Exercise prompt
Could you extract every entry below and reproduce it exactly?

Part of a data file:
════════

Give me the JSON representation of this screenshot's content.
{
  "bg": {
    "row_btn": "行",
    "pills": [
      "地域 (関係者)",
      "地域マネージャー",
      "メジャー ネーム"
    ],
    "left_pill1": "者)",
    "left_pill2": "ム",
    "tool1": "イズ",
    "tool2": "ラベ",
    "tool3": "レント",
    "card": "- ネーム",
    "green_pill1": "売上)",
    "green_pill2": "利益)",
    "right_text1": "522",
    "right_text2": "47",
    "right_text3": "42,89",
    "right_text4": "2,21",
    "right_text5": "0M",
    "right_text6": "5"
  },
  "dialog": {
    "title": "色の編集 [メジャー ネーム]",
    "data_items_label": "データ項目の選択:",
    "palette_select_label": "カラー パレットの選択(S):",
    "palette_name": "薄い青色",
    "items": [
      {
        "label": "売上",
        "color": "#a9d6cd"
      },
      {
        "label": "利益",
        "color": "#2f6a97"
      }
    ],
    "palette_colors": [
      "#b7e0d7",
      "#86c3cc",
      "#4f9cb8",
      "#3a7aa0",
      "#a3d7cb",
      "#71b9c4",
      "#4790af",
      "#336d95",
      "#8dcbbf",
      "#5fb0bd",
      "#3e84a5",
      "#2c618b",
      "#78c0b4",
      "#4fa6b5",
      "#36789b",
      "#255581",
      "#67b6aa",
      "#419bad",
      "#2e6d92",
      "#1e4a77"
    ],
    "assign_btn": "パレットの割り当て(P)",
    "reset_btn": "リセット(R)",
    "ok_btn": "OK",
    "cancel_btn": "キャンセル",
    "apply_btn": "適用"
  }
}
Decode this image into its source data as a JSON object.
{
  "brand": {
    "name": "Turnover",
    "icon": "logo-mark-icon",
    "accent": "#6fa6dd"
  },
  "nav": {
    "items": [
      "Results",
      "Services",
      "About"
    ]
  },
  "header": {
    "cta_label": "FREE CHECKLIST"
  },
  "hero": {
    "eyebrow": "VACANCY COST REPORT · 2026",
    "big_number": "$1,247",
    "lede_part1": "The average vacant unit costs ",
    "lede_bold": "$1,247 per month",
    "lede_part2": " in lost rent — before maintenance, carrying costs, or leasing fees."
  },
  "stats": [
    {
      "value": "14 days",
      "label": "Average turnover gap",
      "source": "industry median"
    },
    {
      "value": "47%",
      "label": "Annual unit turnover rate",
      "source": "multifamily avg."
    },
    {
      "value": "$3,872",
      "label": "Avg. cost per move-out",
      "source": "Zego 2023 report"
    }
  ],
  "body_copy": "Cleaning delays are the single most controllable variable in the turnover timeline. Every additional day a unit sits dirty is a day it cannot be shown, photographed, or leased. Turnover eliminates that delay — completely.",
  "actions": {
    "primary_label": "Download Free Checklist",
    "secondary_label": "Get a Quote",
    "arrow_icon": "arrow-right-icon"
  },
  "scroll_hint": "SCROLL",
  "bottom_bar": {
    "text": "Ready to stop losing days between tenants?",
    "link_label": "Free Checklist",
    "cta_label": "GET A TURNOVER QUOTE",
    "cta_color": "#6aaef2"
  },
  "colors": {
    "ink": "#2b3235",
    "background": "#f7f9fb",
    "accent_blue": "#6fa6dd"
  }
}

════════

Response
Give me the JSON representation of this screenshot's content.
{
  "bg": {
    "row_btn": "行",
    "pills": [
      "地域 (関係者)",
      "地域マネージャー",
      "メジャー ネーム"
    ],
    "left_pill1": "者)",
    "left_pill2": "ム",
    "tool1": "イズ",
    "tool2": "ラベ",
    "tool3": "レント",
    "card": "- ネーム",
    "green_pill1": "売上)",
    "green_pill2": "利益)",
    "right_text1": "522",
    "right_text2": "47",
    "right_text3": "42,89",
    "right_text4": "2,21",
    "right_text5": "0M",
    "right_text6": "5"
  },
  "dialog": {
    "title": "色の編集 [メジャー ネーム]",
    "data_items_label": "データ項目の選択:",
    "palette_select_label": "カラー パレットの選択(S):",
    "palette_name": "薄い青色",
    "items": [
      {
        "label": "売上",
        "color": "#a9d6cd"
      },
      {
        "label": "利益",
        "color": "#2f6a97"
      }
    ],
    "palette_colors": [
      "#b7e0d7",
      "#86c3cc",
      "#4f9cb8",
      "#3a7aa0",
      "#a3d7cb",
      "#71b9c4",
      "#4790af",
      "#336d95",
      "#8dcbbf",
      "#5fb0bd",
      "#3e84a5",
      "#2c618b",
      "#78c0b4",
      "#4fa6b5",
      "#36789b",
      "#255581",
      "#67b6aa",
      "#419bad",
      "#2e6d92",
      "#1e4a77"
    ],
    "assign_btn": "パレットの割り当て(P)",
    "reset_btn": "リセット(R)",
    "ok_btn": "OK",
    "cancel_btn": "キャンセル",
    "apply_btn": "適用"
  }
}
Decode this image into its source data as a JSON object.
{
  "brand": {
    "name": "Turnover",
    "icon": "logo-mark-icon",
    "accent": "#6fa6dd"
  },
  "nav": {
    "items": [
      "Results",
      "Services",
      "About"
    ]
  },
  "header": {
    "cta_label": "FREE CHECKLIST"
  },
  "hero": {
    "eyebrow": "VACANCY COST REPORT · 2026",
    "big_number": "$1,247",
    "lede_part1": "The average vacant unit costs ",
    "lede_bold": "$1,247 per month",
    "lede_part2": " in lost rent — before maintenance, carrying costs, or leasing fees."
  },
  "stats": [
    {
      "value": "14 days",
      "label": "Average turnover gap",
      "source": "industry median"
    },
    {
      "value": "47%",
      "label": "Annual unit turnover rate",
      "source": "multifamily avg."
    },
    {
      "value": "$3,872",
      "label": "Avg. cost per move-out",
      "source": "Zego 2023 report"
    }
  ],
  "body_copy": "Cleaning delays are the single most controllable variable in the turnover timeline. Every additional day a unit sits dirty is a day it cannot be shown, photographed, or leased. Turnover eliminates that delay — completely.",
  "actions": {
    "primary_label": "Download Free Checklist",
    "secondary_label": "Get a Quote",
    "arrow_icon": "arrow-right-icon"
  },
  "scroll_hint": "SCROLL",
  "bottom_bar": {
    "text": "Ready to stop losing days between tenants?",
    "link_label": "Free Checklist",
    "cta_label": "GET A TURNOVER QUOTE",
    "cta_color": "#6aaef2"
  },
  "colors": {
    "ink": "#2b3235",
    "background": "#f7f9fb",
    "accent_blue": "#6fa6dd"
  }
}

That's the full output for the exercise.